EXTRAIT DU DOCUMENT:
Dernière édition par Madène Calis le Sam 1 Oct 2016 - 17:42, édité 1 fois |
| | | | (#) Sujet: Re: Fausse alerte et vraie panique Sam 1 Oct 2016 - 17:39 | |
| Après s'être dépêchée de se soulager pour retrouver au plus vite la chaleur de l'auberge, Madène se prépara à affronter une nouvelle fois la pluie glaciale et déverrouilla la porte. Ou plutôt essaya. Le verrou n'avait pas glissé sans accro quand elle l'avait fermé, ce qui aurait pu la mettre sur la voie. La rouille qu'elle avait fait glissé en poussant le loquet dans un sens bloquait maintenant tout mouvement inverse. Les doigts tremblant de froid et d'angoisse, elle tenta toutes les techniques possibles pour le faire bouger : elle le poussa, se tourna pour le tirer, s'enveloppa les doigts avec un pan de tissu de ses vêtements pour avoir une meilleure prise ; rien n'y fit. Elle était coincée.
Une boule dans la gorge et les larmes aux yeux, elle essaya encore et encore de débloquer la porte, en vain. Ses doigts tremblaient de plus en plus à mesure qu'ils se refroidissaient, et la panique s'installait à grande vitesse, rendant ses gestes d'autant plus saccadés et imprécis. Plusieurs fois elle échappa le loquet en essayant de tirer dessus, et s'égratigna les mains en ripant sur le bois abîmé de la porte.
coincée coincée COINCÉE
Après plusieurs très longues minutes d'essais infructueux, la jeune femme finit par cesser de s'acharner sur le verrou et se laissa glisser au sol, le dos contre la porte. Des sanglots silencieux secouaient ses épaules ; elle se cacha le visage de ses mains, et enfouit sa tête dans ses genoux. Elle était bel et bien enfermée.
tu es coincée ici pour toujours TOUJOURS
Elle n'essaya même pas de se boucher les oreilles. La sensation d'oppression se faisait de plus en plus forte, comprimant sa poitrine, ses oreilles. La tête comme dans un étau, elle se battait pour retrouver son souffle.
elle va t'abandonner ici si tu la rejoins pas vite elle va partir et tu seras toujours coincée
Elle releva la tête, les joues baignées de larmes, pour fixer son regard sur la petite flamme de la lampe. La vue brouillée, elle ne parvenait pas à distinguer le niveau d'huile, mais elle n'osait ni se rapprocher ni essuyer ses yeux pour mieux voir. Elle avait trop peur de la réponse que cela lui donnerait. L'idée de se retrouver seule dans le noir dans ce réduit lui donnait l'impression d'avoir avalé des serpents qui se tortillaient encore dans son ventre.

INFORMATIONS FOURNIES:
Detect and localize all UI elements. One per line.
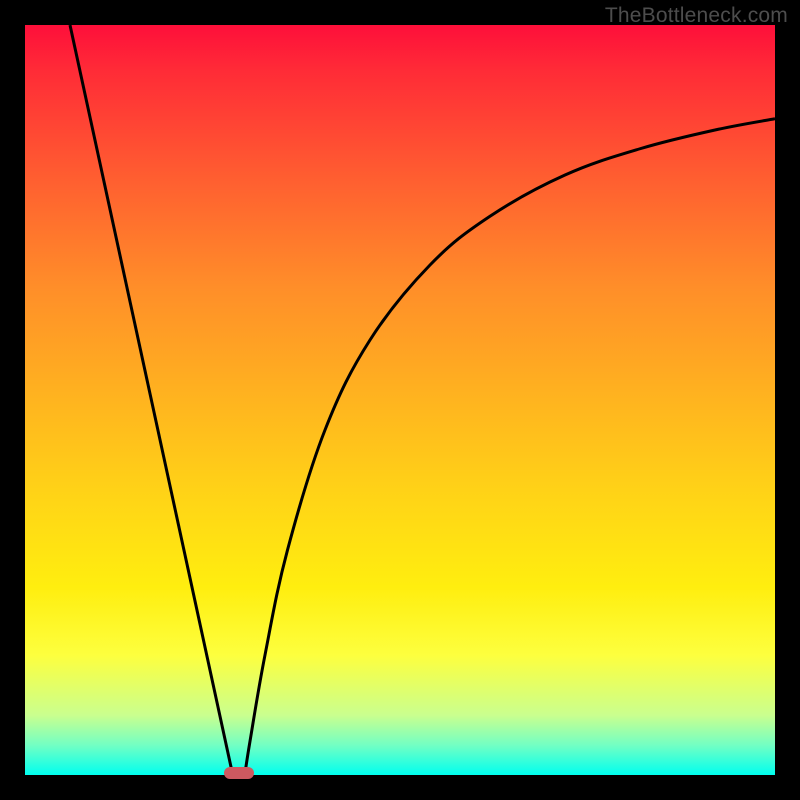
right-curve [245, 119, 775, 775]
watermark-text: TheBottleneck.com [605, 4, 788, 28]
min-marker [224, 767, 254, 779]
curve-layer [25, 25, 775, 775]
left-curve [70, 25, 233, 775]
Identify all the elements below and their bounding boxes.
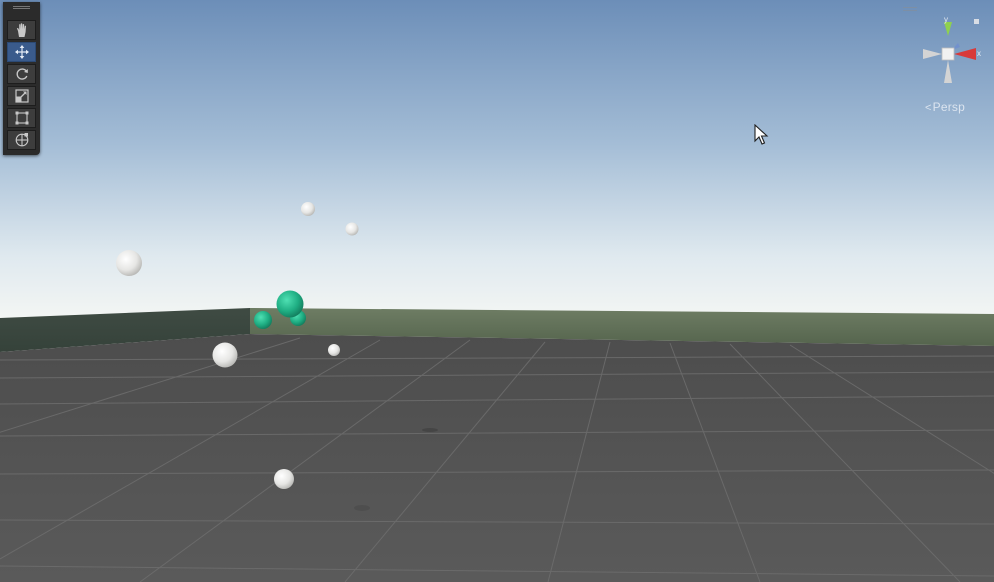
green-sphere <box>276 290 304 318</box>
move-icon <box>14 45 29 59</box>
white-sphere <box>274 469 294 489</box>
rect-transform-icon <box>15 111 28 125</box>
white-sphere <box>345 222 359 236</box>
gizmo-x-label: x <box>977 49 981 58</box>
ground-plane <box>0 334 994 582</box>
gizmo-x-axis-icon <box>954 48 976 60</box>
chevron-left-icon: < <box>925 102 932 114</box>
transform-tool-button[interactable] <box>7 130 36 150</box>
gizmo-negy-axis-icon <box>944 60 952 83</box>
tool-palette <box>3 2 40 155</box>
gizmo-drag-handle-icon[interactable] <box>903 7 917 11</box>
palette-grip-icon[interactable] <box>13 6 30 9</box>
scene-viewport[interactable]: y x <Persp <box>0 0 994 582</box>
mouse-cursor-icon <box>754 124 769 145</box>
white-sphere <box>301 202 315 216</box>
green-sphere <box>254 311 272 329</box>
sky <box>0 0 994 320</box>
scale-icon <box>14 89 29 103</box>
white-sphere <box>116 250 142 276</box>
rect-tool-button[interactable] <box>7 108 36 128</box>
rotate-icon <box>16 68 28 80</box>
rotate-tool-button[interactable] <box>7 64 36 84</box>
scene-orientation-gizmo[interactable] <box>918 12 984 88</box>
white-sphere <box>328 344 340 356</box>
projection-toggle[interactable]: <Persp <box>925 100 965 114</box>
projection-label: Persp <box>932 100 965 114</box>
transform-icon <box>15 133 28 147</box>
gizmo-y-label: y <box>944 15 948 24</box>
gizmo-center-cube-icon <box>941 47 955 61</box>
scene-canvas[interactable] <box>0 0 994 582</box>
move-tool-button[interactable] <box>7 42 36 62</box>
gizmo-y-axis-icon <box>944 22 952 36</box>
hand-icon <box>16 23 26 37</box>
gizmo-negx-axis-icon <box>923 49 942 59</box>
hand-tool-button[interactable] <box>7 20 36 40</box>
scale-tool-button[interactable] <box>7 86 36 106</box>
white-sphere <box>212 342 238 368</box>
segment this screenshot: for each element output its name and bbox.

OBJECTIF DE L'EXERCICE:
Pour chacune des affirmations suivantes, dites si elle concorde avec l'extrait du document ; répondez par oui ou par non, en citant textuellement les mots de l'extrait qui tranchent la question.
(a) Le verrou avait glissé sans difficulté lorsque Madène l'avait fermé.
(b) Madène s'enveloppa les doigts d'un morceau de tissu pour mieux saisir le loquet.
(c) Madène essuya ses yeux afin de distinguer le niveau d'huile de la lampe.

RÉPONSE:
(a) Non : « Le verrou n'avait pas glissé sans accro quand elle l'avait fermé ».
(b) Oui : « s'enveloppa les doigts avec un pan de tissu de ses vêtements pour avoir une meilleure prise ».
(c) Non : « elle n'osait ni se rapprocher ni essuyer ses yeux pour mieux voir ».